WHAT YOU SHOULD DO: Would you write out the listing verbatim and skip every picture in it?

Data tied to figure images
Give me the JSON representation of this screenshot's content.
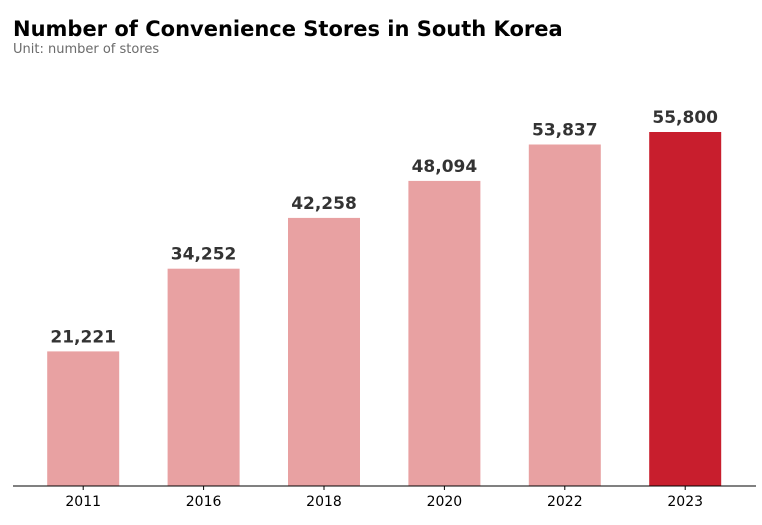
{
  "chart_data": {
    "type": "bar",
    "title": "Number of Convenience Stores in South Korea",
    "subtitle": "Unit: number of stores",
    "xlabel": "",
    "ylabel": "",
    "categories": [
      "2011",
      "2016",
      "2018",
      "2020",
      "2022",
      "2023"
    ],
    "values": [
      21221,
      34252,
      42258,
      48094,
      53837,
      55800
    ],
    "value_labels": [
      "21,221",
      "34,252",
      "42,258",
      "48,094",
      "53,837",
      "55,800"
    ],
    "ylim": [
      0,
      63000
    ],
    "grid": false,
    "legend": "none",
    "highlight_index": 5,
    "colors": {
      "bar": "#e8a1a2",
      "highlight": "#c81e2d",
      "axis": "#000000",
      "label": "#333333"
    }
  }
}
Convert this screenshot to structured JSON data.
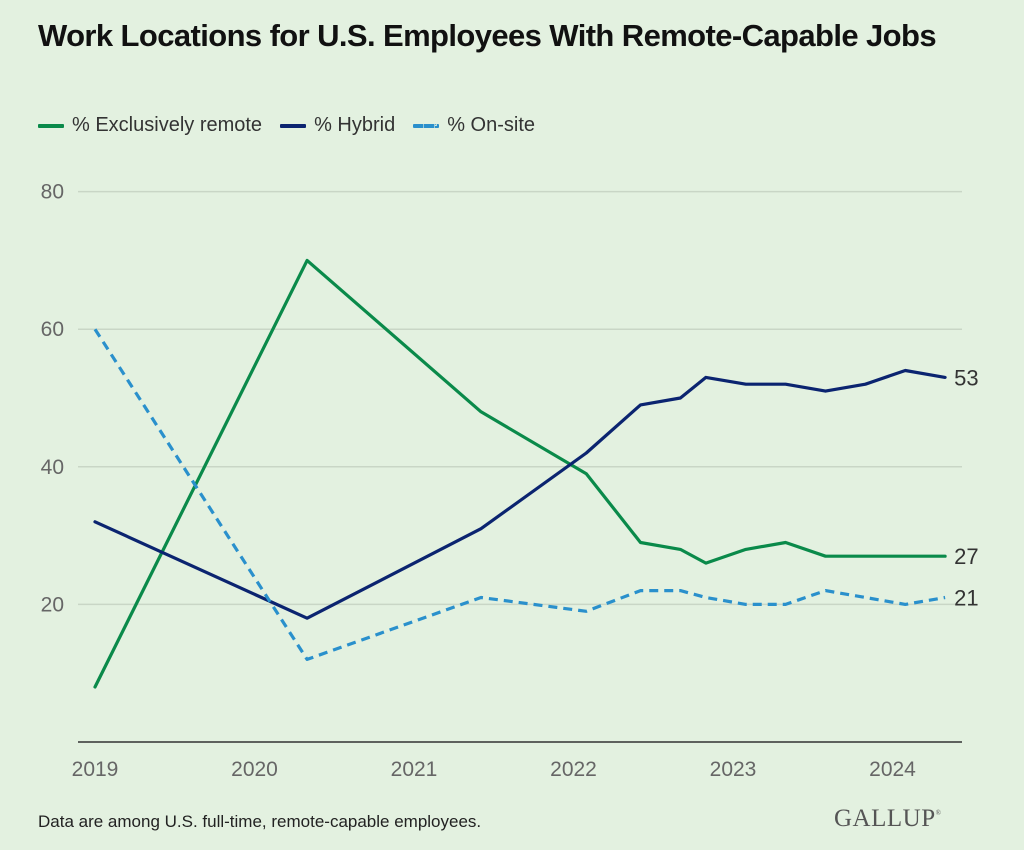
{
  "colors": {
    "background": "#e3f1e0",
    "remote": "#0a8a4a",
    "hybrid": "#0b2470",
    "onsite": "#2a90cc",
    "grid": "#c9d6c6",
    "axis": "#333333",
    "tick": "#666666"
  },
  "logo": {
    "text": "GALLUP",
    "mark": "®"
  },
  "footnote": "Data are among U.S. full-time, remote-capable employees.",
  "chart_data": {
    "type": "line",
    "title": "Work Locations for U.S. Employees With Remote-Capable Jobs",
    "xlabel": "",
    "ylabel": "",
    "x": [
      2019.0,
      2020.33,
      2021.42,
      2022.08,
      2022.42,
      2022.67,
      2022.83,
      2023.08,
      2023.33,
      2023.58,
      2023.83,
      2024.08,
      2024.33
    ],
    "xlim": [
      2019.0,
      2024.42
    ],
    "ylim": [
      0,
      80
    ],
    "x_ticks": [
      2019,
      2020,
      2021,
      2022,
      2023,
      2024
    ],
    "x_tick_labels": [
      "2019",
      "2020",
      "2021",
      "2022",
      "2023",
      "2024"
    ],
    "y_ticks": [
      20,
      40,
      60,
      80
    ],
    "y_tick_labels": [
      "20",
      "40",
      "60",
      "80"
    ],
    "grid": true,
    "legend_position": "top-left",
    "series": [
      {
        "key": "remote",
        "name": "% Exclusively remote",
        "style": "solid",
        "values": [
          8,
          70,
          48,
          39,
          29,
          28,
          26,
          28,
          29,
          27,
          27,
          27,
          27
        ],
        "end_label": "27"
      },
      {
        "key": "hybrid",
        "name": "% Hybrid",
        "style": "solid",
        "values": [
          32,
          18,
          31,
          42,
          49,
          50,
          53,
          52,
          52,
          51,
          52,
          54,
          53
        ],
        "end_label": "53"
      },
      {
        "key": "onsite",
        "name": "% On-site",
        "style": "dashed",
        "values": [
          60,
          12,
          21,
          19,
          22,
          22,
          21,
          20,
          20,
          22,
          21,
          20,
          21
        ],
        "end_label": "21"
      }
    ]
  }
}
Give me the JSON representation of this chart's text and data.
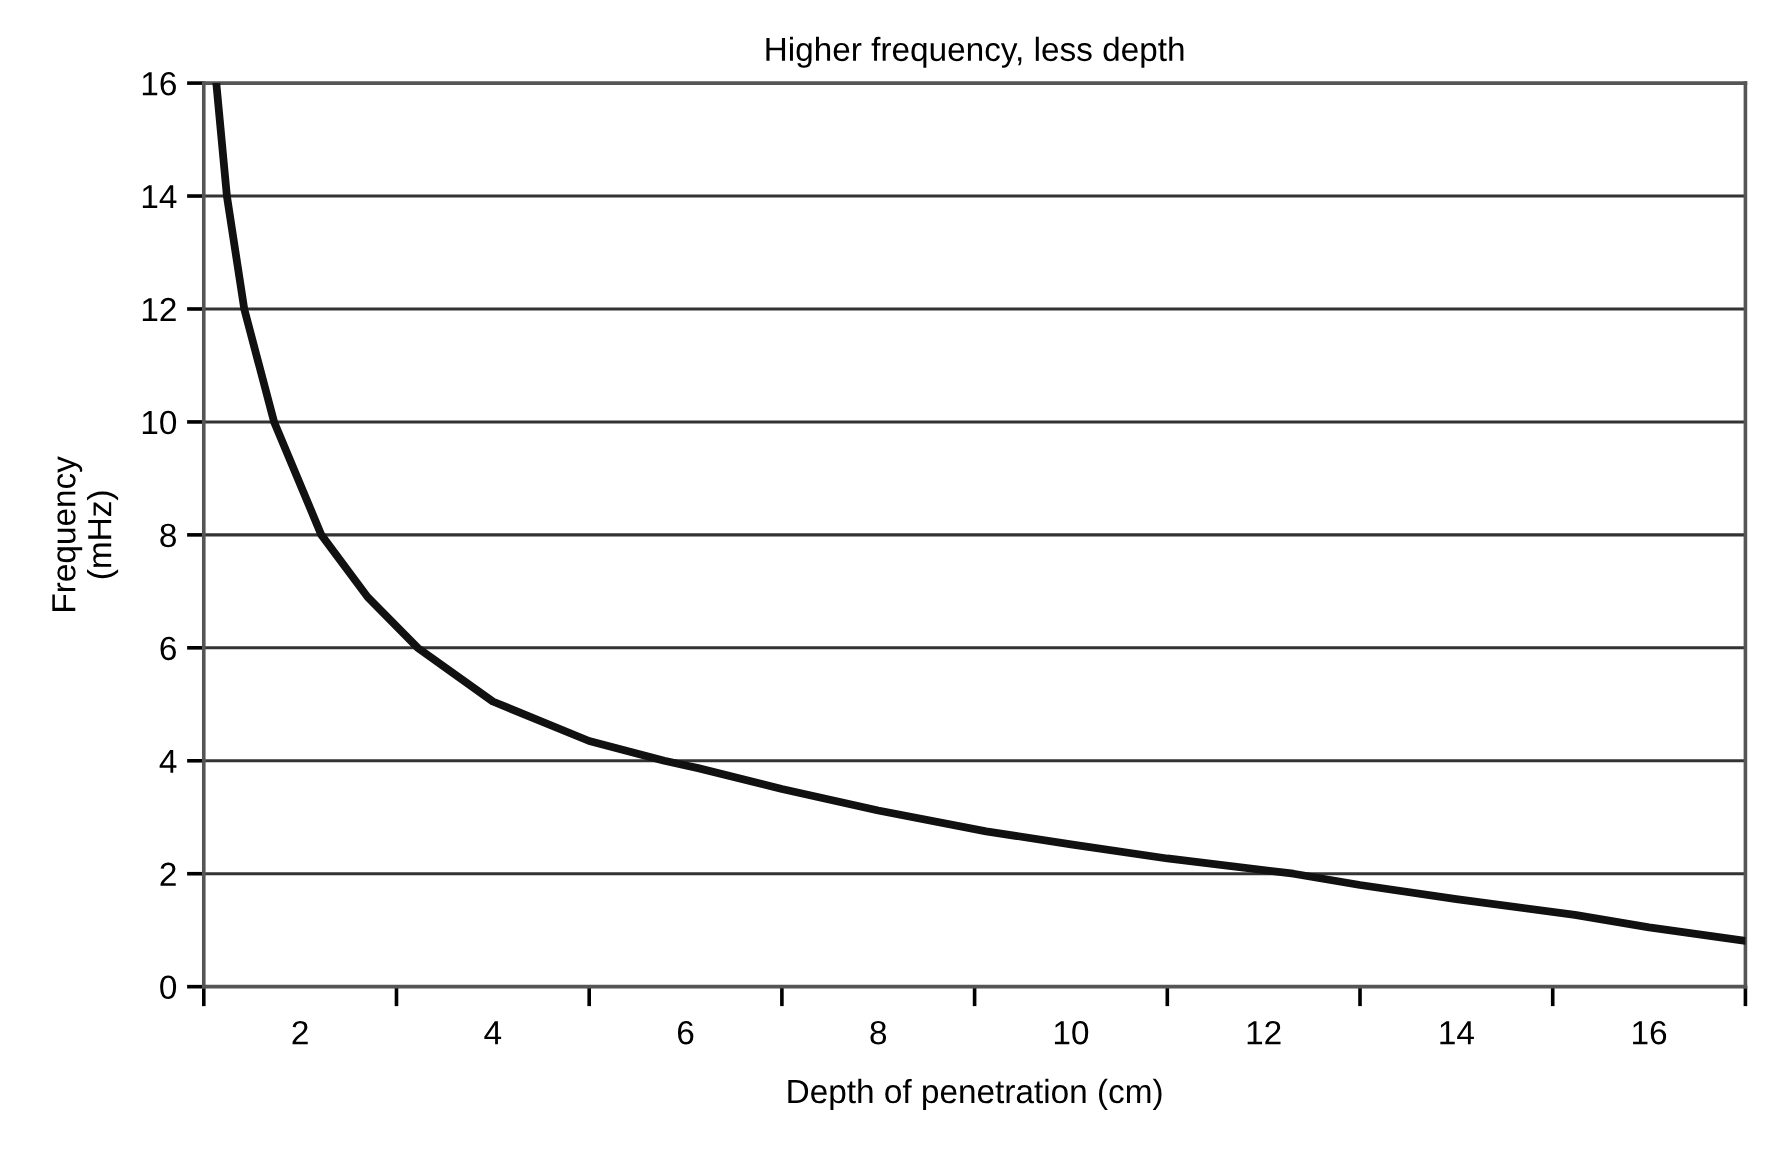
{
  "chart_data": {
    "type": "line",
    "title": "Higher frequency, less depth",
    "xlabel": "Depth of penetration (cm)",
    "ylabel": "Frequency\n(mHz)",
    "x": [
      1.13,
      1.24,
      1.42,
      1.73,
      2.22,
      2.7,
      3.22,
      4,
      5,
      5.78,
      6.13,
      7,
      8,
      9.12,
      10,
      11,
      12.31,
      13,
      14,
      15.23,
      16,
      17
    ],
    "series": [
      {
        "color": "#111111",
        "values": [
          16,
          14,
          12,
          10,
          8,
          6.9,
          6,
          5.05,
          4.35,
          4,
          3.87,
          3.5,
          3.12,
          2.75,
          2.52,
          2.27,
          2,
          1.8,
          1.55,
          1.27,
          1.05,
          0.81
        ]
      }
    ],
    "xlim": [
      1,
      17
    ],
    "xticks": [
      {
        "value": 1,
        "label": null
      },
      2,
      {
        "value": 3,
        "label": null
      },
      4,
      {
        "value": 5,
        "label": null
      },
      6,
      {
        "value": 7,
        "label": null
      },
      8,
      {
        "value": 9,
        "label": null
      },
      10,
      {
        "value": 11,
        "label": null
      },
      12,
      {
        "value": 13,
        "label": null
      },
      14,
      {
        "value": 15,
        "label": null
      },
      16,
      {
        "value": 17,
        "label": null
      }
    ],
    "ylim": [
      0,
      16
    ],
    "yticks": [
      0,
      2,
      4,
      6,
      8,
      10,
      12,
      14,
      16
    ],
    "grid": "y",
    "marker": "none",
    "line_style": "solid"
  }
}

TASK RESPONSE:
Give me the JSON representation of this screenshot's content.
{
  "chart_data": {
    "type": "bar",
    "title": "Number of Convenience Stores in South Korea",
    "subtitle": "Unit: number of stores",
    "xlabel": "",
    "ylabel": "",
    "categories": [
      "2011",
      "2016",
      "2018",
      "2020",
      "2022",
      "2023"
    ],
    "values": [
      21221,
      34252,
      42258,
      48094,
      53837,
      55800
    ],
    "value_labels": [
      "21,221",
      "34,252",
      "42,258",
      "48,094",
      "53,837",
      "55,800"
    ],
    "ylim": [
      0,
      63000
    ],
    "grid": false,
    "legend": "none",
    "highlight_index": 5,
    "colors": {
      "bar": "#e8a1a2",
      "highlight": "#c81e2d",
      "axis": "#000000",
      "label": "#333333"
    }
  }
}
Convert this screenshot to structured JSON data.
{
  "colors": {
    "background": "#e3f1e0",
    "remote": "#0a8a4a",
    "hybrid": "#0b2470",
    "onsite": "#2a90cc",
    "grid": "#c9d6c6",
    "axis": "#333333",
    "tick": "#666666"
  },
  "logo": {
    "text": "GALLUP",
    "mark": "®"
  },
  "footnote": "Data are among U.S. full-time, remote-capable employees.",
  "chart_data": {
    "type": "line",
    "title": "Work Locations for U.S. Employees With Remote-Capable Jobs",
    "xlabel": "",
    "ylabel": "",
    "x": [
      2019.0,
      2020.33,
      2021.42,
      2022.08,
      2022.42,
      2022.67,
      2022.83,
      2023.08,
      2023.33,
      2023.58,
      2023.83,
      2024.08,
      2024.33
    ],
    "xlim": [
      2019.0,
      2024.42
    ],
    "ylim": [
      0,
      80
    ],
    "x_ticks": [
      2019,
      2020,
      2021,
      2022,
      2023,
      2024
    ],
    "x_tick_labels": [
      "2019",
      "2020",
      "2021",
      "2022",
      "2023",
      "2024"
    ],
    "y_ticks": [
      20,
      40,
      60,
      80
    ],
    "y_tick_labels": [
      "20",
      "40",
      "60",
      "80"
    ],
    "grid": true,
    "legend_position": "top-left",
    "series": [
      {
        "key": "remote",
        "name": "% Exclusively remote",
        "style": "solid",
        "values": [
          8,
          70,
          48,
          39,
          29,
          28,
          26,
          28,
          29,
          27,
          27,
          27,
          27
        ],
        "end_label": "27"
      },
      {
        "key": "hybrid",
        "name": "% Hybrid",
        "style": "solid",
        "values": [
          32,
          18,
          31,
          42,
          49,
          50,
          53,
          52,
          52,
          51,
          52,
          54,
          53
        ],
        "end_label": "53"
      },
      {
        "key": "onsite",
        "name": "% On-site",
        "style": "dashed",
        "values": [
          60,
          12,
          21,
          19,
          22,
          22,
          21,
          20,
          20,
          22,
          21,
          20,
          21
        ],
        "end_label": "21"
      }
    ]
  }
}
Give me the JSON representation of this chart's text and data.
{
  "chart_data": {
    "type": "line",
    "title": "Higher frequency, less depth",
    "xlabel": "Depth of penetration (cm)",
    "ylabel": "Frequency\n(mHz)",
    "x": [
      1.13,
      1.24,
      1.42,
      1.73,
      2.22,
      2.7,
      3.22,
      4,
      5,
      5.78,
      6.13,
      7,
      8,
      9.12,
      10,
      11,
      12.31,
      13,
      14,
      15.23,
      16,
      17
    ],
    "series": [
      {
        "color": "#111111",
        "values": [
          16,
          14,
          12,
          10,
          8,
          6.9,
          6,
          5.05,
          4.35,
          4,
          3.87,
          3.5,
          3.12,
          2.75,
          2.52,
          2.27,
          2,
          1.8,
          1.55,
          1.27,
          1.05,
          0.81
        ]
      }
    ],
    "xlim": [
      1,
      17
    ],
    "xticks": [
      {
        "value": 1,
        "label": null
      },
      2,
      {
        "value": 3,
        "label": null
      },
      4,
      {
        "value": 5,
        "label": null
      },
      6,
      {
        "value": 7,
        "label": null
      },
      8,
      {
        "value": 9,
        "label": null
      },
      10,
      {
        "value": 11,
        "label": null
      },
      12,
      {
        "value": 13,
        "label": null
      },
      14,
      {
        "value": 15,
        "label": null
      },
      16,
      {
        "value": 17,
        "label": null
      }
    ],
    "ylim": [
      0,
      16
    ],
    "yticks": [
      0,
      2,
      4,
      6,
      8,
      10,
      12,
      14,
      16
    ],
    "grid": "y",
    "marker": "none",
    "line_style": "solid"
  }
}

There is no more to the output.